■ Do this: Set the following entries down again exactly, line by line.

─── The input

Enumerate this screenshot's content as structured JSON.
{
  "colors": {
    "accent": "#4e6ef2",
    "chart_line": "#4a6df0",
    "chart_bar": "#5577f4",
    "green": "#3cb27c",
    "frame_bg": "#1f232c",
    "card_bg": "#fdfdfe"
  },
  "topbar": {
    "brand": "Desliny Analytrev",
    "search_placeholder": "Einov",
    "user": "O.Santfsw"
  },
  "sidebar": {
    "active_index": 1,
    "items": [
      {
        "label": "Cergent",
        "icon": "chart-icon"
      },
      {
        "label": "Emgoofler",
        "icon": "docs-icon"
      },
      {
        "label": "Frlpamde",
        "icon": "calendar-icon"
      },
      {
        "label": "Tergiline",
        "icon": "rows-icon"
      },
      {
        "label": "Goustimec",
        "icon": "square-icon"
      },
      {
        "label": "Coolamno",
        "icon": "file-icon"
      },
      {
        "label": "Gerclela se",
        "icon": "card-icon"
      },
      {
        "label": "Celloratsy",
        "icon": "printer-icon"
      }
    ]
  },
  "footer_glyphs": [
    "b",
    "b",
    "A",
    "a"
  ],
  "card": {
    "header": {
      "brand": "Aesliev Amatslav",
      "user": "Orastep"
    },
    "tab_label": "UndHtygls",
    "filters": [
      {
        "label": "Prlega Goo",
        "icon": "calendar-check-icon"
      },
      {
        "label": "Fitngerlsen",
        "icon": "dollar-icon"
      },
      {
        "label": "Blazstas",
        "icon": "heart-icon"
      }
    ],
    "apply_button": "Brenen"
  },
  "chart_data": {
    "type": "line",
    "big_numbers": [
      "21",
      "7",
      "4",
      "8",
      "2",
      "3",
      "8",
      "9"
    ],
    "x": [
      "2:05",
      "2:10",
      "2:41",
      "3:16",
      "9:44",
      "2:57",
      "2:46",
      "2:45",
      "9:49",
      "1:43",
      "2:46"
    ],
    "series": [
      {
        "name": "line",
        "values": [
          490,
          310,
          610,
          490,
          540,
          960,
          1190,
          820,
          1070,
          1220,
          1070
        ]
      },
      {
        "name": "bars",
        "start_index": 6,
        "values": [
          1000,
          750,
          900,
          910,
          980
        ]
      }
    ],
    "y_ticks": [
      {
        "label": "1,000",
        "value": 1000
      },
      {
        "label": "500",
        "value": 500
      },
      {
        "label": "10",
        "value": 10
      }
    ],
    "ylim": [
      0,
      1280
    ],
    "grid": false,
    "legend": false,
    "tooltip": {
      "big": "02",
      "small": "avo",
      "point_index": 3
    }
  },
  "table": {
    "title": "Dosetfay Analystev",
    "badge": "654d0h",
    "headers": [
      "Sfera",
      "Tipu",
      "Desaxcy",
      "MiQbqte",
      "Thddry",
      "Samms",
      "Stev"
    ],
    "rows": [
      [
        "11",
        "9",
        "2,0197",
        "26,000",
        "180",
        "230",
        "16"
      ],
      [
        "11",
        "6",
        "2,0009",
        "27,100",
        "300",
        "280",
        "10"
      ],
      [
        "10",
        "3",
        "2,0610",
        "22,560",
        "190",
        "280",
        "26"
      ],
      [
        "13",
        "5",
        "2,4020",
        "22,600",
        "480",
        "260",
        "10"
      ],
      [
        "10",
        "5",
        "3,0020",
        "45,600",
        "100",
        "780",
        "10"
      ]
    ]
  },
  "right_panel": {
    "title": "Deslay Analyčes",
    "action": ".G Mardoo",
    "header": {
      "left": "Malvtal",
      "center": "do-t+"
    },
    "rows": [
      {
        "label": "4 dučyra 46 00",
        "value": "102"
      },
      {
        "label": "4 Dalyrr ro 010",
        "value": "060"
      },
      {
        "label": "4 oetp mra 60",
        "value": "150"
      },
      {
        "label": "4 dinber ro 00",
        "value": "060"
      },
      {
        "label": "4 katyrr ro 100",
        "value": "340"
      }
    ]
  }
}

──────

■ Response to the exercise:
Enumerate this screenshot's content as structured JSON.
{
  "colors": {
    "accent": "#4e6ef2",
    "chart_line": "#4a6df0",
    "chart_bar": "#5577f4",
    "green": "#3cb27c",
    "frame_bg": "#1f232c",
    "card_bg": "#fdfdfe"
  },
  "topbar": {
    "brand": "Desliny Analytrev",
    "search_placeholder": "Einov",
    "user": "O.Santfsw"
  },
  "sidebar": {
    "active_index": 1,
    "items": [
      {
        "label": "Cergent",
        "icon": "chart-icon"
      },
      {
        "label": "Emgoofler",
        "icon": "docs-icon"
      },
      {
        "label": "Frlpamde",
        "icon": "calendar-icon"
      },
      {
        "label": "Tergiline",
        "icon": "rows-icon"
      },
      {
        "label": "Goustimec",
        "icon": "square-icon"
      },
      {
        "label": "Coolamno",
        "icon": "file-icon"
      },
      {
        "label": "Gerclela se",
        "icon": "card-icon"
      },
      {
        "label": "Celloratsy",
        "icon": "printer-icon"
      }
    ]
  },
  "footer_glyphs": [
    "b",
    "b",
    "A",
    "a"
  ],
  "card": {
    "header": {
      "brand": "Aesliev Amatslav",
      "user": "Orastep"
    },
    "tab_label": "UndHtygls",
    "filters": [
      {
        "label": "Prlega Goo",
        "icon": "calendar-check-icon"
      },
      {
        "label": "Fitngerlsen",
        "icon": "dollar-icon"
      },
      {
        "label": "Blazstas",
        "icon": "heart-icon"
      }
    ],
    "apply_button": "Brenen"
  },
  "chart_data": {
    "type": "line",
    "big_numbers": [
      "21",
      "7",
      "4",
      "8",
      "2",
      "3",
      "8",
      "9"
    ],
    "x": [
      "2:05",
      "2:10",
      "2:41",
      "3:16",
      "9:44",
      "2:57",
      "2:46",
      "2:45",
      "9:49",
      "1:43",
      "2:46"
    ],
    "series": [
      {
        "name": "line",
        "values": [
          490,
          310,
          610,
          490,
          540,
          960,
          1190,
          820,
          1070,
          1220,
          1070
        ]
      },
      {
        "name": "bars",
        "start_index": 6,
        "values": [
          1000,
          750,
          900,
          910,
          980
        ]
      }
    ],
    "y_ticks": [
      {
        "label": "1,000",
        "value": 1000
      },
      {
        "label": "500",
        "value": 500
      },
      {
        "label": "10",
        "value": 10
      }
    ],
    "ylim": [
      0,
      1280
    ],
    "grid": false,
    "legend": false,
    "tooltip": {
      "big": "02",
      "small": "avo",
      "point_index": 3
    }
  },
  "table": {
    "title": "Dosetfay Analystev",
    "badge": "654d0h",
    "headers": [
      "Sfera",
      "Tipu",
      "Desaxcy",
      "MiQbqte",
      "Thddry",
      "Samms",
      "Stev"
    ],
    "rows": [
      [
        "11",
        "9",
        "2,0197",
        "26,000",
        "180",
        "230",
        "16"
      ],
      [
        "11",
        "6",
        "2,0009",
        "27,100",
        "300",
        "280",
        "10"
      ],
      [
        "10",
        "3",
        "2,0610",
        "22,560",
        "190",
        "280",
        "26"
      ],
      [
        "13",
        "5",
        "2,4020",
        "22,600",
        "480",
        "260",
        "10"
      ],
      [
        "10",
        "5",
        "3,0020",
        "45,600",
        "100",
        "780",
        "10"
      ]
    ]
  },
  "right_panel": {
    "title": "Deslay Analyčes",
    "action": ".G Mardoo",
    "header": {
      "left": "Malvtal",
      "center": "do-t+"
    },
    "rows": [
      {
        "label": "4 dučyra 46 00",
        "value": "102"
      },
      {
        "label": "4 Dalyrr ro 010",
        "value": "060"
      },
      {
        "label": "4 oetp mra 60",
        "value": "150"
      },
      {
        "label": "4 dinber ro 00",
        "value": "060"
      },
      {
        "label": "4 katyrr ro 100",
        "value": "340"
      }
    ]
  }
}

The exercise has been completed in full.